> [DIRECTION]:
Pull each line holding the word "electrónicos" from the data.

> [SUPPLIED RECORDS]:
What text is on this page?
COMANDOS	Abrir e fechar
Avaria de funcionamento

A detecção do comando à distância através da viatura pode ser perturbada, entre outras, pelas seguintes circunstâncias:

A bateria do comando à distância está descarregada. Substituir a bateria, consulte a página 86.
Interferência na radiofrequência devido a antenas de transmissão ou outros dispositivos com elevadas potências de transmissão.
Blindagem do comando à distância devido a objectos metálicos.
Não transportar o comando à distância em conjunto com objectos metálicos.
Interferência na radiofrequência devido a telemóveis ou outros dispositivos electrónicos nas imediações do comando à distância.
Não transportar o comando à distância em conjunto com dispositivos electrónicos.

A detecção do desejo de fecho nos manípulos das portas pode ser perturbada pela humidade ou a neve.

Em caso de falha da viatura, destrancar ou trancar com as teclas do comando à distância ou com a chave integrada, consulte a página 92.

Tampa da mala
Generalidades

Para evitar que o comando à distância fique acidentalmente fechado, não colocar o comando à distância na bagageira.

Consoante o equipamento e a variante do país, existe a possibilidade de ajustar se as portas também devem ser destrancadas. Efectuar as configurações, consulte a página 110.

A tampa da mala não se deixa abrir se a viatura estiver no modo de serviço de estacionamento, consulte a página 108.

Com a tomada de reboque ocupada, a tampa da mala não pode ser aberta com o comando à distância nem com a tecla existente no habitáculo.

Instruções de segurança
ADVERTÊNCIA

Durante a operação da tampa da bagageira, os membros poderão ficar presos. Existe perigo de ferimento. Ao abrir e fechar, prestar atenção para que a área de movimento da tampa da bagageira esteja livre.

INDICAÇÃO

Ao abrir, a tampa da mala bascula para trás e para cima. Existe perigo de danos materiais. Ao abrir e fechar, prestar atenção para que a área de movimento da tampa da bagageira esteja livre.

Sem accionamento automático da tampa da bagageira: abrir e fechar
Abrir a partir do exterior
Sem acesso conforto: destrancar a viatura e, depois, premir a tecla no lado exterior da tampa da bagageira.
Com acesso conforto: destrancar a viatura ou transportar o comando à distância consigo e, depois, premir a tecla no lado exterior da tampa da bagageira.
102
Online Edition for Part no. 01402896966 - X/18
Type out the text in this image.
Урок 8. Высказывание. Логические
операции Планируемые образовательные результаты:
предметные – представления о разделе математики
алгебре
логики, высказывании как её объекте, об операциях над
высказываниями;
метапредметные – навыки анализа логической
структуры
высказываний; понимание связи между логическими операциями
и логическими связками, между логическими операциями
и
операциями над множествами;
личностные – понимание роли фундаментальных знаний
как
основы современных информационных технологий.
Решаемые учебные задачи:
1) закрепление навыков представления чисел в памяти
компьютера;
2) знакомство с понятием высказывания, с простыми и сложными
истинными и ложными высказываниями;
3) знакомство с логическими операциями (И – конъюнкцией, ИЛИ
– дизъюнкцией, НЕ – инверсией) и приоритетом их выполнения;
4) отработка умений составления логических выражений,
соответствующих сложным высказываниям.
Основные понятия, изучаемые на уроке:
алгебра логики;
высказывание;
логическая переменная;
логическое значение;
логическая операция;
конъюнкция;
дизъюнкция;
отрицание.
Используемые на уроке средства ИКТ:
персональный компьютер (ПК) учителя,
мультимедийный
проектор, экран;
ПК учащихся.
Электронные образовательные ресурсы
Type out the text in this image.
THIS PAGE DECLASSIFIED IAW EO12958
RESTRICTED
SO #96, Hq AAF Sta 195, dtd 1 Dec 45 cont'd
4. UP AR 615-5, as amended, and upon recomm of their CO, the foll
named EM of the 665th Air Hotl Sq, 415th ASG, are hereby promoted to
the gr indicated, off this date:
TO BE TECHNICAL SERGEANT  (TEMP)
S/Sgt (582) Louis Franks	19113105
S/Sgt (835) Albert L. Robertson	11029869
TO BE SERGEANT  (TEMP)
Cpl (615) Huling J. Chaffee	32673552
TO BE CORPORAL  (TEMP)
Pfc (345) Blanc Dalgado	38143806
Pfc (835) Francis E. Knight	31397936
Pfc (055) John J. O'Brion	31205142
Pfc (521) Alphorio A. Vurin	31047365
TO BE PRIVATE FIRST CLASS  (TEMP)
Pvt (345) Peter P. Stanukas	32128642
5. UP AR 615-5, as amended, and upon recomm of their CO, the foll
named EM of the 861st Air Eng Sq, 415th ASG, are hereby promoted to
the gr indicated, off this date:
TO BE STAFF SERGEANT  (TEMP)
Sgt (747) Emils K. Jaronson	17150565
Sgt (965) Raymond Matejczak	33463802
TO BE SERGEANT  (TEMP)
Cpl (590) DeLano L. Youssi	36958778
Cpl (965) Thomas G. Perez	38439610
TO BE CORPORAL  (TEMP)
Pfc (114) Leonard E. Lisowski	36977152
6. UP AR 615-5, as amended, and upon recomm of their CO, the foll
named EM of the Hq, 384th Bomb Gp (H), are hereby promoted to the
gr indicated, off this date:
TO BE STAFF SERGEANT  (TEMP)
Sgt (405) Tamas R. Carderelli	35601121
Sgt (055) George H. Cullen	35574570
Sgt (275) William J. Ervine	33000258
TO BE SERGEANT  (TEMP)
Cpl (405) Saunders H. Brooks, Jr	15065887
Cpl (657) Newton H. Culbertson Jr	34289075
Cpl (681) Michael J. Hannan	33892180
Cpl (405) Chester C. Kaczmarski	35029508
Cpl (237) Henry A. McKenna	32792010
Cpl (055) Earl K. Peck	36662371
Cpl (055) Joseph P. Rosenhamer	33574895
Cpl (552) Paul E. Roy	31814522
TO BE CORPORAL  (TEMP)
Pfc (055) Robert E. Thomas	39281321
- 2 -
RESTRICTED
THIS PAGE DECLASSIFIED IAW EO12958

> [SOLVED EXERCISE]:
Interferência na radiofrequência devido a telemóveis ou outros dispositivos electrónicos nas imediações do comando à distância.
Não transportar o comando à distância em conjunto com dispositivos electrónicos.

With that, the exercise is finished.